**REQUIREMENT**
Repeat precisely, and only, the lines between the line containing "Output the text content of this document." and the end of the listing below, both ends included.

**RECORDED DATA**
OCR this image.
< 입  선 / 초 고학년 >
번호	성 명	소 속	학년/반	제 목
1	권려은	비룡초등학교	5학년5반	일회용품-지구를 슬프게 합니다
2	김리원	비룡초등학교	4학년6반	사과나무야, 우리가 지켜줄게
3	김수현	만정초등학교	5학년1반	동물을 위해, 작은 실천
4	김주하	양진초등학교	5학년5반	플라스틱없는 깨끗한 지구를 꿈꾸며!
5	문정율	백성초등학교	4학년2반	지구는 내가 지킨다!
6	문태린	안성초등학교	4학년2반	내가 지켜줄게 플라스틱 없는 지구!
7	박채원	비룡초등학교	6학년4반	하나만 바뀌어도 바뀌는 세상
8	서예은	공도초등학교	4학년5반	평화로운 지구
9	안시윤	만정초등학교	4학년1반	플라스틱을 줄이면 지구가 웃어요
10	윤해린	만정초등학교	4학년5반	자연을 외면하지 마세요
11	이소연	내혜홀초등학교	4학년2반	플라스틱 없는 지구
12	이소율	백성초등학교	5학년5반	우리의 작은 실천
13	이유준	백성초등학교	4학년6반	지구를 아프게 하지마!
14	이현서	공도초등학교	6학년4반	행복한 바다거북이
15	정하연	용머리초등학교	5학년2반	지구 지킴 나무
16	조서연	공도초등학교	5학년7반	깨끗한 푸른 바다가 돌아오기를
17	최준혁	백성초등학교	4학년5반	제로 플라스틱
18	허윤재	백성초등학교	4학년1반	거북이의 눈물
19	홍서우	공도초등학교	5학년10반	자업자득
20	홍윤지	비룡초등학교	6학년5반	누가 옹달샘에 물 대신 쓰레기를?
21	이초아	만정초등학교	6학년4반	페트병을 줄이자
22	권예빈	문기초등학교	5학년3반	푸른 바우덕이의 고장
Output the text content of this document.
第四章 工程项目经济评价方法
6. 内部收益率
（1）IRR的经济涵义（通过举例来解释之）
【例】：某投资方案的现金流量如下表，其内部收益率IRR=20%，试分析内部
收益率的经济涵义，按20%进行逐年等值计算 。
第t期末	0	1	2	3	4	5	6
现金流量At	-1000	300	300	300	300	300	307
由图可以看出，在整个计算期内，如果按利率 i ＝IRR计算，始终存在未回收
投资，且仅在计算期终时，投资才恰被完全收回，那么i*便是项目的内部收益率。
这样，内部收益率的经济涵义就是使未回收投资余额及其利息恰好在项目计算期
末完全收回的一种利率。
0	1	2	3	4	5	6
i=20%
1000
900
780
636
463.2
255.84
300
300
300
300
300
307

**COMPLETED TASK**
Output the text content of this document.
第四章 工程项目经济评价方法
6. 内部收益率
（1）IRR的经济涵义（通过举例来解释之）
【例】：某投资方案的现金流量如下表，其内部收益率IRR=20%，试分析内部
收益率的经济涵义，按20%进行逐年等值计算 。
第t期末	0	1	2	3	4	5	6
现金流量At	-1000	300	300	300	300	300	307
由图可以看出，在整个计算期内，如果按利率 i ＝IRR计算，始终存在未回收
投资，且仅在计算期终时，投资才恰被完全收回，那么i*便是项目的内部收益率。
这样，内部收益率的经济涵义就是使未回收投资余额及其利息恰好在项目计算期
末完全收回的一种利率。
0	1	2	3	4	5	6
i=20%
1000
900
780
636
463.2
255.84
300
300
300
300
300
307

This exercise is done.